» **INSTRUCTION**
Determine which lines of the records include the word "calendar", and copy them.

» **DATA RECORDS**
- - -

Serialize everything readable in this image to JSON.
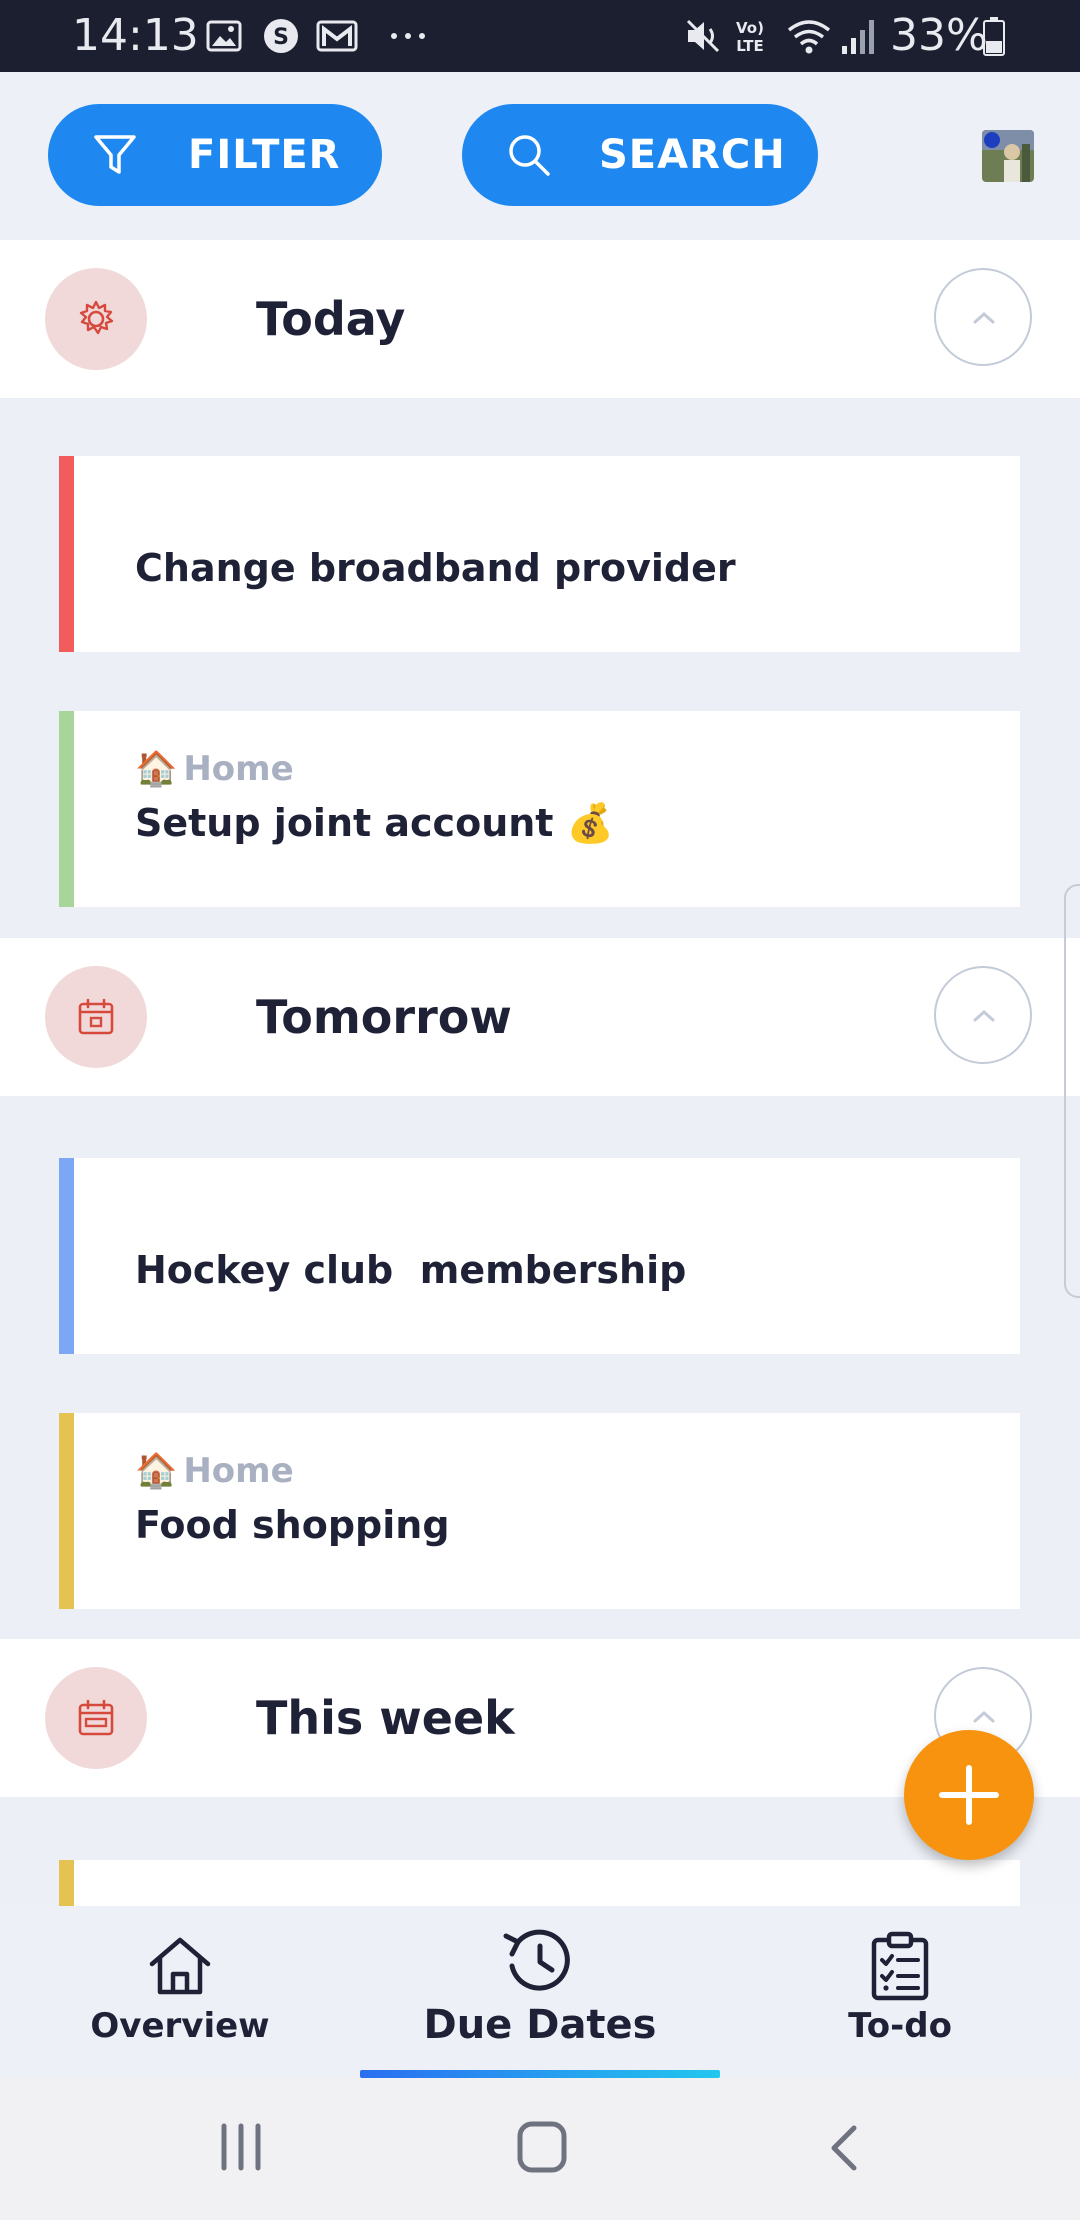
{
  "status_bar": {
    "time": "14:13",
    "battery": "33%",
    "icons": [
      "gallery-icon",
      "skype-icon",
      "gmail-icon",
      "more-dots-icon",
      "mute-icon",
      "volte-icon",
      "wifi-icon",
      "signal-icon",
      "battery-icon"
    ]
  },
  "topbar": {
    "filter_label": "FILTER",
    "search_label": "SEARCH",
    "accent": "#1e88f0"
  },
  "sections": [
    {
      "title": "Today",
      "icon": "sun-icon",
      "tasks": [
        {
          "title": "Change broadband provider",
          "category": "",
          "color": "#f25c5c"
        },
        {
          "title": "Setup joint account 💰",
          "category": "Home",
          "category_emoji": "🏠",
          "color": "#a8d59a"
        }
      ]
    },
    {
      "title": "Tomorrow",
      "icon": "calendar-icon",
      "tasks": [
        {
          "title": "Hockey club  membership",
          "category": "",
          "color": "#7ba7f5"
        },
        {
          "title": "Food shopping",
          "category": "Home",
          "category_emoji": "🏠",
          "color": "#e5c353"
        }
      ]
    },
    {
      "title": "This week",
      "icon": "calendar-week-icon",
      "tasks": [
        {
          "title": "",
          "category": "",
          "color": "#e5c353"
        }
      ]
    }
  ],
  "fab": {
    "icon": "plus-icon",
    "color": "#f7930f"
  },
  "bottom_nav": {
    "items": [
      {
        "label": "Overview",
        "icon": "home-icon"
      },
      {
        "label": "Due Dates",
        "icon": "history-icon",
        "selected": true
      },
      {
        "label": "To-do",
        "icon": "clipboard-checklist-icon"
      }
    ]
  },
  "system_nav": [
    "recents-icon",
    "home-button-icon",
    "back-icon"
  ]
}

- - -

» **COMPLETE ANSWER**
      "icon": "calendar-icon",
      "icon": "calendar-week-icon",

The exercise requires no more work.